- Records:

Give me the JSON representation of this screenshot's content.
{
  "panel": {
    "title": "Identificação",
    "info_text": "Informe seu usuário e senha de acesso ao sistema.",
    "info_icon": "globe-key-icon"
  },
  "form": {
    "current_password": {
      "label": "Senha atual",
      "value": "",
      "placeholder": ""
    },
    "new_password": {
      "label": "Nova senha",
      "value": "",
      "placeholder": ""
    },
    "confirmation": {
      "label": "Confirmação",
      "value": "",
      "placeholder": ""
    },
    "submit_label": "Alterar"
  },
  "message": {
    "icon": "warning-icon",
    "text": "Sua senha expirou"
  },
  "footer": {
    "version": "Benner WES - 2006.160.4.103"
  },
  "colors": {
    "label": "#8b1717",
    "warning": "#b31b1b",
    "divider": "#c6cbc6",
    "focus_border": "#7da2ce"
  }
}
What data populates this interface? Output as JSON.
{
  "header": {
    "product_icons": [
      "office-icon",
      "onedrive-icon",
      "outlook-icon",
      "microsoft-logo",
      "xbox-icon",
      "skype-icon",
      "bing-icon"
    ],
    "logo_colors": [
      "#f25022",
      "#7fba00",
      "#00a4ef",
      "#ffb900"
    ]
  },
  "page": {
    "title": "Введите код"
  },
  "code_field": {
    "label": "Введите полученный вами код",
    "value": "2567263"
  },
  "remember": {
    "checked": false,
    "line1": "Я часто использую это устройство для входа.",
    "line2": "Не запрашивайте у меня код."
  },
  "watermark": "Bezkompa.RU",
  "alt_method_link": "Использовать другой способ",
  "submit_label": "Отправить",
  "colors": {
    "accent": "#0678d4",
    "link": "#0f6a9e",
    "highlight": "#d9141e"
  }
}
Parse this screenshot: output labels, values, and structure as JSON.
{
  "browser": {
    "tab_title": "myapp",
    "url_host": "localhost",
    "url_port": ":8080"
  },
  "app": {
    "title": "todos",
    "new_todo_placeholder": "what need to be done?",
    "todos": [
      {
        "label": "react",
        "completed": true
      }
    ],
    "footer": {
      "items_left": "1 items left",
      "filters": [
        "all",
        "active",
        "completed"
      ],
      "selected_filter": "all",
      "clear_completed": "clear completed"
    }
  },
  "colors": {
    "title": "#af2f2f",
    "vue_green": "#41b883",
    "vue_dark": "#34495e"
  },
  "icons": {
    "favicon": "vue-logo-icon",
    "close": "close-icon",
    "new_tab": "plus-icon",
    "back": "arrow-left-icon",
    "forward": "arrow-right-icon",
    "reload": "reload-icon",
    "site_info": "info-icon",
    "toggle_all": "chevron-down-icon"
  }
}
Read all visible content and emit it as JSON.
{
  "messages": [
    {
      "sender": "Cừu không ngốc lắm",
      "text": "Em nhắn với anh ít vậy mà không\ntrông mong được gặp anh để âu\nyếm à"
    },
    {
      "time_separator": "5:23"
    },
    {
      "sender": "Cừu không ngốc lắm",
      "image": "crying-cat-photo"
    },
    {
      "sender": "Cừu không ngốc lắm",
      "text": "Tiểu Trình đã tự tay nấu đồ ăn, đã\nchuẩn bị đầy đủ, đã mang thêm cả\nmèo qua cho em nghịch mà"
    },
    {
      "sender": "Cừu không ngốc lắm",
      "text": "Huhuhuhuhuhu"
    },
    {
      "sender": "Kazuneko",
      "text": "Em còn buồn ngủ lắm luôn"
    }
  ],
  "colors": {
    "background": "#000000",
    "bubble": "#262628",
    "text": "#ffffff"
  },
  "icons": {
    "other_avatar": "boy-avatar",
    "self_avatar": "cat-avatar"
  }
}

- Stated goal: Set down only these lines, exactly: the line containing "Read all visible content and emit it as JSON." and each line after it, through the end of the listing.

- Output of the exercise:
Read all visible content and emit it as JSON.
{
  "messages": [
    {
      "sender": "Cừu không ngốc lắm",
      "text": "Em nhắn với anh ít vậy mà không\ntrông mong được gặp anh để âu\nyếm à"
    },
    {
      "time_separator": "5:23"
    },
    {
      "sender": "Cừu không ngốc lắm",
      "image": "crying-cat-photo"
    },
    {
      "sender": "Cừu không ngốc lắm",
      "text": "Tiểu Trình đã tự tay nấu đồ ăn, đã\nchuẩn bị đầy đủ, đã mang thêm cả\nmèo qua cho em nghịch mà"
    },
    {
      "sender": "Cừu không ngốc lắm",
      "text": "Huhuhuhuhuhu"
    },
    {
      "sender": "Kazuneko",
      "text": "Em còn buồn ngủ lắm luôn"
    }
  ],
  "colors": {
    "background": "#000000",
    "bubble": "#262628",
    "text": "#ffffff"
  },
  "icons": {
    "other_avatar": "boy-avatar",
    "self_avatar": "cat-avatar"
  }
}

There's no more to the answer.